> _Records provided_

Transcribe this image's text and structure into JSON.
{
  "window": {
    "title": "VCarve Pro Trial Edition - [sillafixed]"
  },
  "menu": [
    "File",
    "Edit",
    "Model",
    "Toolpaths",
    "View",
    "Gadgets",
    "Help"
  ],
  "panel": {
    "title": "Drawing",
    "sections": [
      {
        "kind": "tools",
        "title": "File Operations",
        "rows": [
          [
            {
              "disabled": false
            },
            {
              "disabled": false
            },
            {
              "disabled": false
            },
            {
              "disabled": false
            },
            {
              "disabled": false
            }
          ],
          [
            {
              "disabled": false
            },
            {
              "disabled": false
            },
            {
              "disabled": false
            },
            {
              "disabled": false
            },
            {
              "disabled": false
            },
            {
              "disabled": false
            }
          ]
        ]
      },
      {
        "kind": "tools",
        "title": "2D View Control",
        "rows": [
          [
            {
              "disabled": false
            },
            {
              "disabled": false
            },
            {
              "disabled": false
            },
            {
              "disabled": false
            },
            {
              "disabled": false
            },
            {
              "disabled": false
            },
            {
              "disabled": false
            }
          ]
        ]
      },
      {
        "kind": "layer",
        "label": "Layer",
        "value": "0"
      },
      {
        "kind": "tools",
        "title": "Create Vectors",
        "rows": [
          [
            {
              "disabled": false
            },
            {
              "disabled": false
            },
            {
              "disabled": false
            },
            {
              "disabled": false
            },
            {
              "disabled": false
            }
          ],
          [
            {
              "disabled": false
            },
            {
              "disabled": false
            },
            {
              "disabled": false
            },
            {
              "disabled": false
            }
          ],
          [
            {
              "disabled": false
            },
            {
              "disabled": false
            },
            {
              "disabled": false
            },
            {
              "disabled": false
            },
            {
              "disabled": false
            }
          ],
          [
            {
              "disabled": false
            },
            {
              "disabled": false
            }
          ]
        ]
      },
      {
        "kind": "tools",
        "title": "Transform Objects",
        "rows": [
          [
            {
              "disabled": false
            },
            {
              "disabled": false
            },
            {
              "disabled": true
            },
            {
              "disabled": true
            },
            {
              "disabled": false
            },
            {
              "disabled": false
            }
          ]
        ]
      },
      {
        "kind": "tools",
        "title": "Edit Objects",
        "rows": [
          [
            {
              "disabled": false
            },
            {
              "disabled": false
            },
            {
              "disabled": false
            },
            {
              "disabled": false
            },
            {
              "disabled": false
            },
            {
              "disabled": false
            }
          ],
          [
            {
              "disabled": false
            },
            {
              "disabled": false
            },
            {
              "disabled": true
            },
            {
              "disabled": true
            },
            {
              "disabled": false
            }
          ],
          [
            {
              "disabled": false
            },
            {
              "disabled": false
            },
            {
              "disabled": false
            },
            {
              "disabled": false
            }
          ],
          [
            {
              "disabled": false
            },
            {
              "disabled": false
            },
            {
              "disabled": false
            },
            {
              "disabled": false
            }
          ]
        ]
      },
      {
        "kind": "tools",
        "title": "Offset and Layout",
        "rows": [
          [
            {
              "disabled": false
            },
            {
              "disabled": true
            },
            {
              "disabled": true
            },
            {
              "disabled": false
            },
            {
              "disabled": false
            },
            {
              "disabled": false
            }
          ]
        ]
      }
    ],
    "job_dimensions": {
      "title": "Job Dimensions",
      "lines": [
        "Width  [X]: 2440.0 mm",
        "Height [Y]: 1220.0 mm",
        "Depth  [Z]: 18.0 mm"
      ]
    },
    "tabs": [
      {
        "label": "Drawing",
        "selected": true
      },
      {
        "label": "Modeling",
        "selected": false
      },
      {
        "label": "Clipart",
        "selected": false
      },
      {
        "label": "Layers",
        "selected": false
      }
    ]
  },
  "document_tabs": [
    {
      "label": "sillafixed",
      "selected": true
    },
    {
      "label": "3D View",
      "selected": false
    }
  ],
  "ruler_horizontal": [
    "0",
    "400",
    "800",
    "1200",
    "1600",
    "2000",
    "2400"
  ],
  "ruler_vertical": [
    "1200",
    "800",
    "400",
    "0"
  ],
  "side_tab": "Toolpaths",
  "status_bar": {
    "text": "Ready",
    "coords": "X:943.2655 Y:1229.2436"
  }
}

> _Task objective_
Search the lines above for the string "label" and copy each line that has it.

> _Solved problem_
        "label": "Layer",
        "label": "Drawing",
        "label": "Modeling",
        "label": "Clipart",
        "label": "Layers",
      "label": "sillafixed",
      "label": "3D View",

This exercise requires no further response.